### WRITTEN EXERCISE
Transcribe every entry below word for word, but skip the pictures.

>> START EXTRACTED RECORDS

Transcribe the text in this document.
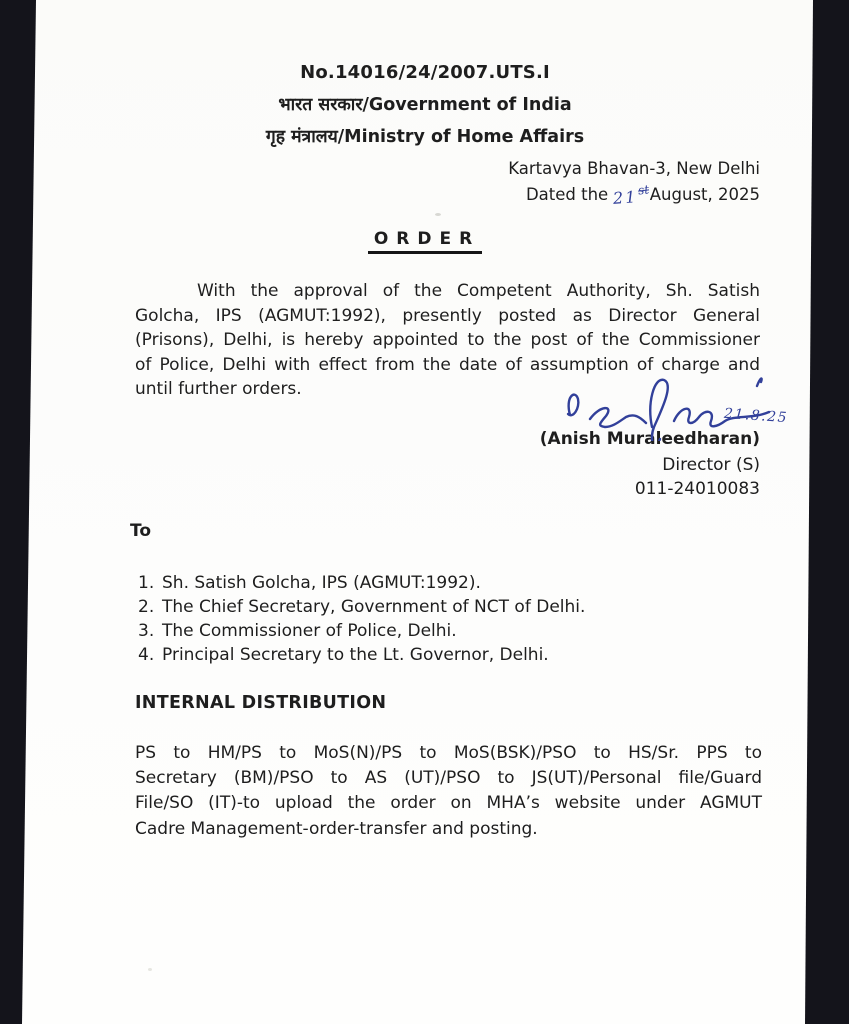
No.14016/24/2007.UTS.I
भारत सरकार/Government of India
गृह मंत्रालय/Ministry of Home Affairs
Kartavya Bhavan-3, New Delhi
Dated the 21stAugust, 2025
ORDER
With the approval of the Competent Authority, Sh. Satish
Golcha, IPS (AGMUT:1992), presently posted as Director General
(Prisons), Delhi, is hereby appointed to the post of the Commissioner
of Police, Delhi with effect from the date of assumption of charge and
until further orders.
21.8.25
(Anish Muraleedharan)
Director (S)
011-24010083
To
1. Sh. Satish Golcha, IPS (AGMUT:1992).
2. The Chief Secretary, Government of NCT of Delhi.
3. The Commissioner of Police, Delhi.
4. Principal Secretary to the Lt. Governor, Delhi.
INTERNAL DISTRIBUTION
PS to HM/PS to MoS(N)/PS to MoS(BSK)/PSO to HS/Sr. PPS to
Secretary (BM)/PSO to AS (UT)/PSO to JS(UT)/Personal file/Guard
File/SO (IT)-to upload the order on MHA’s website under AGMUT
Cadre Management-order-transfer and posting.
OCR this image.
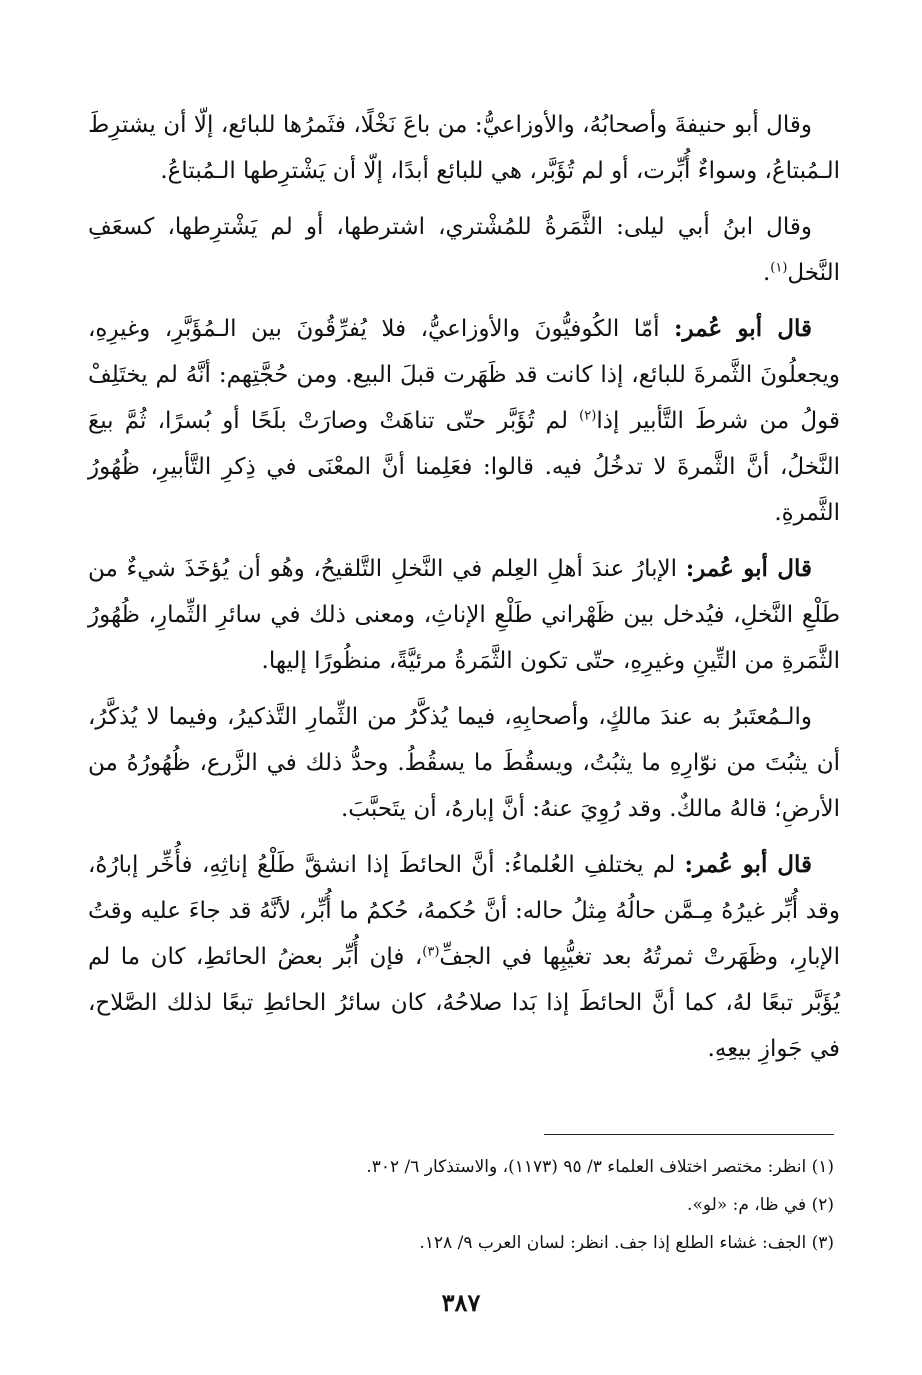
وقال أبو حنيفةَ وأصحابُهُ، والأوزاعيُّ: من باعَ نَخْلًا، فثَمرُها للبائع، إلّا أن يشترِطَ الـمُبتاعُ، وسواءٌ أُبِّرت، أو لم تُؤَبَّر، هي للبائع أبدًا، إلّا أن يَشْترِطها الـمُبتاعُ.

وقال ابنُ أبي ليلى: الثَّمَرةُ للمُشْتري، اشترطها، أو لم يَشْترِطها، كسعَفِ النَّخل$^{(١)}$.

قال أبو عُمر: أمّا الكُوفيُّونَ والأوزاعيُّ، فلا يُفرِّقُونَ بين الـمُؤَبَّرِ، وغيرِهِ، ويجعلُونَ الثَّمرةَ للبائع، إذا كانت قد ظَهَرت قبلَ البيع. ومن حُجَّتِهم: أنَّهُ لم يختَلِفْ قولُ من شرطَ التَّأبير إذا$^{(٢)}$ لم تُؤَبَّر حتّى تناهَتْ وصارَتْ بلَحًا أو بُسرًا، ثُمَّ بيعَ النَّخلُ، أنَّ الثَّمرةَ لا تدخُلُ فيه. قالوا: فعَلِمنا أنَّ المعْنَى في ذِكرِ التَّأبيرِ، ظُهُورُ الثَّمرةِ.

قال أبو عُمر: الإبارُ عندَ أهلِ العِلم في النَّخلِ التَّلقيحُ، وهُو أن يُؤخَذَ شيءٌ من طَلْعِ النَّخلِ، فيُدخل بين ظَهْراني طَلْعِ الإناثِ، ومعنى ذلك في سائرِ الثِّمارِ، ظُهُورُ الثَّمَرةِ من التِّينِ وغيرِهِ، حتّى تكون الثَّمَرةُ مرئيَّةً، منظُورًا إليها.

والـمُعتَبرُ به عندَ مالكٍ، وأصحابِهِ، فيما يُذكَّرُ من الثِّمارِ التَّذكيرُ، وفيما لا يُذكَّرُ، أن يثبُتَ من نوّارِهِ ما يثبُتُ، ويسقُطَ ما يسقُطُ. وحدُّ ذلك في الزَّرع، ظُهُورُهُ من الأرضِ؛ قالهُ مالكٌ. وقد رُوِيَ عنهُ: أنَّ إبارهُ، أن يتَحبَّبَ.

قال أبو عُمر: لم يختلفِ العُلماءُ: أنَّ الحائطَ إذا انشقَّ طَلْعُ إناثِهِ، فأُخِّر إبارُهُ، وقد أُبِّر غيرُهُ مِـمَّن حالُهُ مِثلُ حاله: أنَّ حُكمهُ، حُكمُ ما أُبِّر، لأنَّهُ قد جاءَ عليه وقتُ الإبارِ، وظَهَرتْ ثمرتُهُ بعد تغيُّبِها في الجفِّ$^{(٣)}$، فإن أُبِّر بعضُ الحائطِ، كان ما لم يُؤَبَّر تبعًا لهُ، كما أنَّ الحائطَ إذا بَدا صلاحُهُ، كان سائرُ الحائطِ تبعًا لذلك الصَّلاح، في جَوازِ بيعِهِ.

(١) انظر: مختصر اختلاف العلماء ٣/ ٩٥ (١١٧٣)، والاستذكار ٦/ ٣٠٢.

(٢) في ظا، م: «لو».

(٣) الجف: غشاء الطلع إذا جف. انظر: لسان العرب ٩/ ١٢٨.

٣٨٧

>> END EXTRACTED RECORDS

### RESPONSE TO THIS TASK
Transcribe the text in this document.
No.14016/24/2007.UTS.I
भारत सरकार/Government of India
गृह मंत्रालय/Ministry of Home Affairs
Kartavya Bhavan-3, New Delhi
Dated the 21stAugust, 2025
ORDER
With the approval of the Competent Authority, Sh. Satish
Golcha, IPS (AGMUT:1992), presently posted as Director General
(Prisons), Delhi, is hereby appointed to the post of the Commissioner
of Police, Delhi with effect from the date of assumption of charge and
until further orders.
21.8.25
(Anish Muraleedharan)
Director (S)
011-24010083
To
1. Sh. Satish Golcha, IPS (AGMUT:1992).
2. The Chief Secretary, Government of NCT of Delhi.
3. The Commissioner of Police, Delhi.
4. Principal Secretary to the Lt. Governor, Delhi.
INTERNAL DISTRIBUTION
PS to HM/PS to MoS(N)/PS to MoS(BSK)/PSO to HS/Sr. PPS to
Secretary (BM)/PSO to AS (UT)/PSO to JS(UT)/Personal file/Guard
File/SO (IT)-to upload the order on MHA’s website under AGMUT
Cadre Management-order-transfer and posting.
OCR this image.
وقال أبو حنيفةَ وأصحابُهُ، والأوزاعيُّ: من باعَ نَخْلًا، فثَمرُها للبائع، إلّا أن يشترِطَ الـمُبتاعُ، وسواءٌ أُبِّرت، أو لم تُؤَبَّر، هي للبائع أبدًا، إلّا أن يَشْترِطها الـمُبتاعُ.

وقال ابنُ أبي ليلى: الثَّمَرةُ للمُشْتري، اشترطها، أو لم يَشْترِطها، كسعَفِ النَّخل$^{(١)}$.

قال أبو عُمر: أمّا الكُوفيُّونَ والأوزاعيُّ، فلا يُفرِّقُونَ بين الـمُؤَبَّرِ، وغيرِهِ، ويجعلُونَ الثَّمرةَ للبائع، إذا كانت قد ظَهَرت قبلَ البيع. ومن حُجَّتِهم: أنَّهُ لم يختَلِفْ قولُ من شرطَ التَّأبير إذا$^{(٢)}$ لم تُؤَبَّر حتّى تناهَتْ وصارَتْ بلَحًا أو بُسرًا، ثُمَّ بيعَ النَّخلُ، أنَّ الثَّمرةَ لا تدخُلُ فيه. قالوا: فعَلِمنا أنَّ المعْنَى في ذِكرِ التَّأبيرِ، ظُهُورُ الثَّمرةِ.

قال أبو عُمر: الإبارُ عندَ أهلِ العِلم في النَّخلِ التَّلقيحُ، وهُو أن يُؤخَذَ شيءٌ من طَلْعِ النَّخلِ، فيُدخل بين ظَهْراني طَلْعِ الإناثِ، ومعنى ذلك في سائرِ الثِّمارِ، ظُهُورُ الثَّمَرةِ من التِّينِ وغيرِهِ، حتّى تكون الثَّمَرةُ مرئيَّةً، منظُورًا إليها.

والـمُعتَبرُ به عندَ مالكٍ، وأصحابِهِ، فيما يُذكَّرُ من الثِّمارِ التَّذكيرُ، وفيما لا يُذكَّرُ، أن يثبُتَ من نوّارِهِ ما يثبُتُ، ويسقُطَ ما يسقُطُ. وحدُّ ذلك في الزَّرع، ظُهُورُهُ من الأرضِ؛ قالهُ مالكٌ. وقد رُوِيَ عنهُ: أنَّ إبارهُ، أن يتَحبَّبَ.

قال أبو عُمر: لم يختلفِ العُلماءُ: أنَّ الحائطَ إذا انشقَّ طَلْعُ إناثِهِ، فأُخِّر إبارُهُ، وقد أُبِّر غيرُهُ مِـمَّن حالُهُ مِثلُ حاله: أنَّ حُكمهُ، حُكمُ ما أُبِّر، لأنَّهُ قد جاءَ عليه وقتُ الإبارِ، وظَهَرتْ ثمرتُهُ بعد تغيُّبِها في الجفِّ$^{(٣)}$، فإن أُبِّر بعضُ الحائطِ، كان ما لم يُؤَبَّر تبعًا لهُ، كما أنَّ الحائطَ إذا بَدا صلاحُهُ، كان سائرُ الحائطِ تبعًا لذلك الصَّلاح، في جَوازِ بيعِهِ.

(١) انظر: مختصر اختلاف العلماء ٣/ ٩٥ (١١٧٣)، والاستذكار ٦/ ٣٠٢.

(٢) في ظا، م: «لو».

(٣) الجف: غشاء الطلع إذا جف. انظر: لسان العرب ٩/ ١٢٨.

٣٨٧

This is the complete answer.